_SET PROBLEM_: List all lines of the data containing the word "text".

+ + + + +

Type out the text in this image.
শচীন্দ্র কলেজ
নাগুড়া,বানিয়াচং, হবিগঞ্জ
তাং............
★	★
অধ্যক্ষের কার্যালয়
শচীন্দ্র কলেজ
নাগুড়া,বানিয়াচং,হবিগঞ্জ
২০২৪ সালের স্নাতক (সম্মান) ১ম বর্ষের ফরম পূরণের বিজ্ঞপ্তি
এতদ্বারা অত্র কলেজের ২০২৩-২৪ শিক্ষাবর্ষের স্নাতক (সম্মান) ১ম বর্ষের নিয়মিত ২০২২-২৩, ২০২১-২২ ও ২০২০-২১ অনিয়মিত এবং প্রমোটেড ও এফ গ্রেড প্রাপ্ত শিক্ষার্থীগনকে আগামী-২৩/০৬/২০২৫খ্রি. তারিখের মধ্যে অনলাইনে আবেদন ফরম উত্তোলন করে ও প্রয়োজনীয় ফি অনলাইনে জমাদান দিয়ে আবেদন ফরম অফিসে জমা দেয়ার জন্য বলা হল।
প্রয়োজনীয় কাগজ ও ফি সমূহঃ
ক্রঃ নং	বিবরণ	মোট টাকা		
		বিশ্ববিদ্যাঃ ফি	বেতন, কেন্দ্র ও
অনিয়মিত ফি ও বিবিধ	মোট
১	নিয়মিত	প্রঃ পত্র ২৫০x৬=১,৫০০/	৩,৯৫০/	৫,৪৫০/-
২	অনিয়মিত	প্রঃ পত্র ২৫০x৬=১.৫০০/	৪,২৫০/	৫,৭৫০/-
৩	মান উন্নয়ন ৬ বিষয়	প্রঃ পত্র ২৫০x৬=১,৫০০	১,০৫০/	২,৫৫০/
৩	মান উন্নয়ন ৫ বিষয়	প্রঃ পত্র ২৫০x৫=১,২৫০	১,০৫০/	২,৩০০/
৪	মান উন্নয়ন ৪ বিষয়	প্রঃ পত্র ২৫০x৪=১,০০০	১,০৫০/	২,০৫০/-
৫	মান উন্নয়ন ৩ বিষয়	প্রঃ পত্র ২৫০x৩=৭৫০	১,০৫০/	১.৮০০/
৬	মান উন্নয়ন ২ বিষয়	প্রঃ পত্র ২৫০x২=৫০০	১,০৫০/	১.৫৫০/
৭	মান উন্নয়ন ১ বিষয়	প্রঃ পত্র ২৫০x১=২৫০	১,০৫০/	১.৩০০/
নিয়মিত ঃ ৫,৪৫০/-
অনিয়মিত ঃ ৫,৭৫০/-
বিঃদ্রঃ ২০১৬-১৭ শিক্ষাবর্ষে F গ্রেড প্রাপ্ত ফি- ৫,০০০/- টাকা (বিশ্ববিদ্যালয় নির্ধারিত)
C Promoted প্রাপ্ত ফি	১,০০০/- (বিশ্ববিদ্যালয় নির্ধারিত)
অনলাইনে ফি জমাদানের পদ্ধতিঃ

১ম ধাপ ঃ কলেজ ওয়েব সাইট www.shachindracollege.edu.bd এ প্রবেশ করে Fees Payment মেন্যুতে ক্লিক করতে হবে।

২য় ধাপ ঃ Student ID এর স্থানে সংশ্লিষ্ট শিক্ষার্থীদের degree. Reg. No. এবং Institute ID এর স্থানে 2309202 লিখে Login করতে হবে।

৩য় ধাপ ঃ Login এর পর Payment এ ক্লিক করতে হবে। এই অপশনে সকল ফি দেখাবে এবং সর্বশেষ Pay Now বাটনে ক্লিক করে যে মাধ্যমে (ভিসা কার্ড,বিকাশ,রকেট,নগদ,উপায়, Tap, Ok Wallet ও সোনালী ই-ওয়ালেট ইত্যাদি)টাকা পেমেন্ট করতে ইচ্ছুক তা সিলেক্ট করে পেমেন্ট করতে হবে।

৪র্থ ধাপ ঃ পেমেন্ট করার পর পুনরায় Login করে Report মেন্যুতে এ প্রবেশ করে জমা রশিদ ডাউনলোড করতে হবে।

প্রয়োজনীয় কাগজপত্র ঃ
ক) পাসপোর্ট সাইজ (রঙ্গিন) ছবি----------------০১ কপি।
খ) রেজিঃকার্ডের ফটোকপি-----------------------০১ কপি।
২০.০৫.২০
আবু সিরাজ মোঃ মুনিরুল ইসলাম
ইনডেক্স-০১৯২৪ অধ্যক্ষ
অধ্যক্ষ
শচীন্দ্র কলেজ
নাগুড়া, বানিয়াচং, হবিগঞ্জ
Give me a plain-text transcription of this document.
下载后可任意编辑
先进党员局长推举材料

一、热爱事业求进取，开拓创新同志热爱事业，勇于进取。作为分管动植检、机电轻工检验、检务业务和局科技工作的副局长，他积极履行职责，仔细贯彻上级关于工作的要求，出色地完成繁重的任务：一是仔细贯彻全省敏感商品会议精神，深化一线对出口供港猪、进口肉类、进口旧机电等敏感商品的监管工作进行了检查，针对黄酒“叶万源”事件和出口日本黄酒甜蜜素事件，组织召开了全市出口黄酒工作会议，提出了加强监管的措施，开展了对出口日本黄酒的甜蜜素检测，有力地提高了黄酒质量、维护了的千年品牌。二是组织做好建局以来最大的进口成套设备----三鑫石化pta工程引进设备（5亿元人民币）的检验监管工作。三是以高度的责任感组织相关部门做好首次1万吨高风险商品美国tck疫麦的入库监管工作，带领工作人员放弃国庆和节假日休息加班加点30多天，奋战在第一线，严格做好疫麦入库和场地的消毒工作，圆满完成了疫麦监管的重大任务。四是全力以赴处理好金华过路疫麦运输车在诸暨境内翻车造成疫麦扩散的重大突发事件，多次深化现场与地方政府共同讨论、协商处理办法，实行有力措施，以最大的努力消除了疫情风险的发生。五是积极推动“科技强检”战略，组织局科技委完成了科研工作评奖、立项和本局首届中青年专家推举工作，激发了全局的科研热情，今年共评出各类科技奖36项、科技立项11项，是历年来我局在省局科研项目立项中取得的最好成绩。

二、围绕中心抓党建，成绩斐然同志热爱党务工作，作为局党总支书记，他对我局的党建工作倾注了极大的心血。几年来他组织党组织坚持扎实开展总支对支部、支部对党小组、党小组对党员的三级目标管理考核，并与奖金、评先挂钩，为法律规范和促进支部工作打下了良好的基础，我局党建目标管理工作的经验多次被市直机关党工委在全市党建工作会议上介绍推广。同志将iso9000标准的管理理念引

+ + + + +

_SOLUTION_:
Type out the text in this image.
Give me a plain-text transcription of this document.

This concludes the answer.